═══ SUPPLIED RECORDS ═══
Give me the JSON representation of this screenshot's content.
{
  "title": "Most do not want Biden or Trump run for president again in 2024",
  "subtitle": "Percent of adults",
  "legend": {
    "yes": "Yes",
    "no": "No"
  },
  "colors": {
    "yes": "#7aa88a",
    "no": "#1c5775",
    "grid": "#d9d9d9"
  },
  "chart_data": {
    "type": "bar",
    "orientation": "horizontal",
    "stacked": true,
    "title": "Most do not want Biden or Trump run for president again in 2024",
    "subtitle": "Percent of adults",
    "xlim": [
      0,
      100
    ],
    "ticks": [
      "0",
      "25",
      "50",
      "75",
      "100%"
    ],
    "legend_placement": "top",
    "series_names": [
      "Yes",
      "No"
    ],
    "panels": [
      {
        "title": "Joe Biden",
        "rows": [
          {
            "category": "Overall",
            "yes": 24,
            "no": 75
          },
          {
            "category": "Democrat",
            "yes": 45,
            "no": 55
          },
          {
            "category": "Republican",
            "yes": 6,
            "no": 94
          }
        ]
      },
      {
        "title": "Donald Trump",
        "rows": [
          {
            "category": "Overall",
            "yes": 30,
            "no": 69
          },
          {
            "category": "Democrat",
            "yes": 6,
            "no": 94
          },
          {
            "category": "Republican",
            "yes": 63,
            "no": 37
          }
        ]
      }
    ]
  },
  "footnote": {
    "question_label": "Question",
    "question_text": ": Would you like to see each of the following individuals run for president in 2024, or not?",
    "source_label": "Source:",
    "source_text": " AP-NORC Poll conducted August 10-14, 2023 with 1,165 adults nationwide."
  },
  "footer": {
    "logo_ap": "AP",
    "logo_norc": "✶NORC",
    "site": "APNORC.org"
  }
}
═══
TASK DETAILS
Nothing in the data may differ; print all of it exactly as written.

COMPLETE ANSWER
Give me the JSON representation of this screenshot's content.
{
  "title": "Most do not want Biden or Trump run for president again in 2024",
  "subtitle": "Percent of adults",
  "legend": {
    "yes": "Yes",
    "no": "No"
  },
  "colors": {
    "yes": "#7aa88a",
    "no": "#1c5775",
    "grid": "#d9d9d9"
  },
  "chart_data": {
    "type": "bar",
    "orientation": "horizontal",
    "stacked": true,
    "title": "Most do not want Biden or Trump run for president again in 2024",
    "subtitle": "Percent of adults",
    "xlim": [
      0,
      100
    ],
    "ticks": [
      "0",
      "25",
      "50",
      "75",
      "100%"
    ],
    "legend_placement": "top",
    "series_names": [
      "Yes",
      "No"
    ],
    "panels": [
      {
        "title": "Joe Biden",
        "rows": [
          {
            "category": "Overall",
            "yes": 24,
            "no": 75
          },
          {
            "category": "Democrat",
            "yes": 45,
            "no": 55
          },
          {
            "category": "Republican",
            "yes": 6,
            "no": 94
          }
        ]
      },
      {
        "title": "Donald Trump",
        "rows": [
          {
            "category": "Overall",
            "yes": 30,
            "no": 69
          },
          {
            "category": "Democrat",
            "yes": 6,
            "no": 94
          },
          {
            "category": "Republican",
            "yes": 63,
            "no": 37
          }
        ]
      }
    ]
  },
  "footnote": {
    "question_label": "Question",
    "question_text": ": Would you like to see each of the following individuals run for president in 2024, or not?",
    "source_label": "Source:",
    "source_text": " AP-NORC Poll conducted August 10-14, 2023 with 1,165 adults nationwide."
  },
  "footer": {
    "logo_ap": "AP",
    "logo_norc": "✶NORC",
    "site": "APNORC.org"
  }
}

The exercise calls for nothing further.